Passage shown:
Code cleanup; implementation notes added

8 years ago · 1a45eece0f
parent 760c1b5b13
commit 1a45eece0f
4 changed files with 55 additions and 11 deletions
--- a/README.md
+++ b/README.md
@ -33,3 +33,46 @@ Multi-threaded performance with RyuJIT (.NET 4.6, 64-bit system) on quad-core Sa
 Note that all measurements were done on a Release build; Debug build is significantly slower.

 For comparison, certain other solutions available on GitHub seem to require 3 hours to find all 3-word anagrams. This solution is faster by 5-7 orders of magnitude (it finds and checks all 4-word anagrams in 1/2000th fraction of time required for other solution just to find all 3-word anagrams, with no MD5 calculations).
+
+Implementation notes
+====================
+
+1. We need to limit the number of words in an anagram by some reasonable number, as there are single-letter words in dictionary, and computing MD5 hashes for all anagrams consisting of single-letter words is computationally infeasible and could not have been intended by the challenge authors.
+
+2. Every word or phrase could be thought of as a vector in 26-dimensional space, with every component equal to the number of corresponding letters in the original word.
+That way, vector corresponding to some phrase equals to the sum of vectors of its words.
+We can reduce the problem of finding anagrams (words which add up to a phrase containing the same letters in the same quantity as the original phrase) to the problem of finding sequences of vectors which add up to the vector corresponding to the original phrase.
+Of course, several words could be represented by a single vector.

Set of tasks:
**A.** In the anagram implementation notes, what is each component of a word's 26-dimensional vector equal to?
**B.** Write a continuation of the anagram implementation notes, starting after their final sentence.
The records that follow were taken from a separate source.

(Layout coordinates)
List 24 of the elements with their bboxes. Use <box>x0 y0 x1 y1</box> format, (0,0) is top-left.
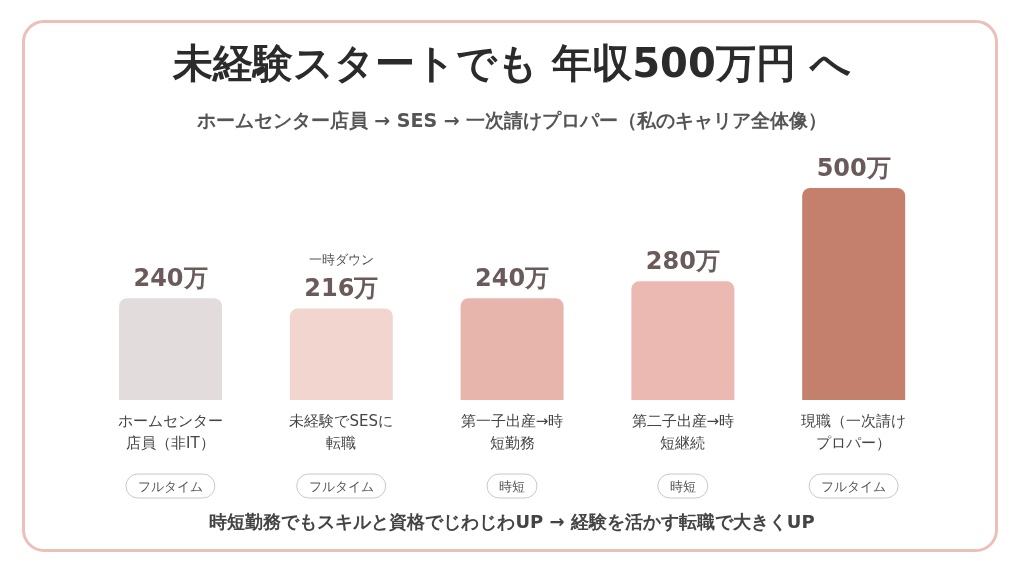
bar <box>631 281 735 400</box>
bar <box>460 298 564 400</box>
text: フルタイム <box>308 479 374 494</box>
annotation: 一時ダウン <box>308 252 374 268</box>
bar <box>289 308 393 400</box>
data-label: 240万 <box>475 264 550 293</box>
text: フルタイム <box>137 479 203 494</box>
data-label: 240万 <box>133 264 208 293</box>
text: 時短勤務でもスキルと資格でじわじわUP → 経験を活かす転職で大きくUP <box>208 510 816 534</box>
chart-subtitle: ホームセンター店員 → SES → 一次請けプロパー（私のキャリア全体像） <box>195 108 829 133</box>
x-tick-label: 第一子出産→時短勤務 <box>459 411 565 454</box>
bar <box>802 188 906 400</box>
text: フルタイム <box>821 479 887 494</box>
text: 時短 <box>669 479 696 494</box>
chart-title: 未経験スタートでも 年収500万円 へ <box>171 39 852 88</box>
text: 時短 <box>499 479 525 494</box>
x-tick-label: 未経験でSESに転職 <box>288 411 394 454</box>
data-label: 280万 <box>645 247 720 276</box>
x-tick-label: 現職（一次請けプロパー） <box>800 411 908 454</box>
data-label: 500万 <box>816 154 891 182</box>
data-label: 216万 <box>304 274 379 303</box>
bar <box>119 298 222 400</box>
x-tick-label: ホームセンター店員（非IT） <box>116 411 224 454</box>
x-tick-label: 第二子出産→時短継続 <box>630 411 736 454</box>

Results:
**A.** The number of corresponding letters in the original word.

**B.**
+So the first step is: convert words to vectors; find all sequences of vectors which add up to the required sum; convert sequences of vectors back to the sequences of words (with every sequence of vectors potentially generating many sequences of words).
+
+3. Of course, we can ignore all words that contain any letter besides that contained in the original phrase, or that contain too many copies of some letter.
+Basically, we only need to consider words which are represented by vectors with all components not greater than that of the vector corresponding to the original phrase.
+
+4. Vector ariphmetic could be done manually, but all modern processors have SIMD support of some sort, which allows for fast vector operations (addition, comparison etc).
+It seems that modern instruction set allows one to work with 128-bit vectors; and System.Numerics.Vectors allows us to tap on this feature by offering vectors with byte components in 16-dimensional space.
+As the original phrase only contains 12 different characters, it's more than enough for us.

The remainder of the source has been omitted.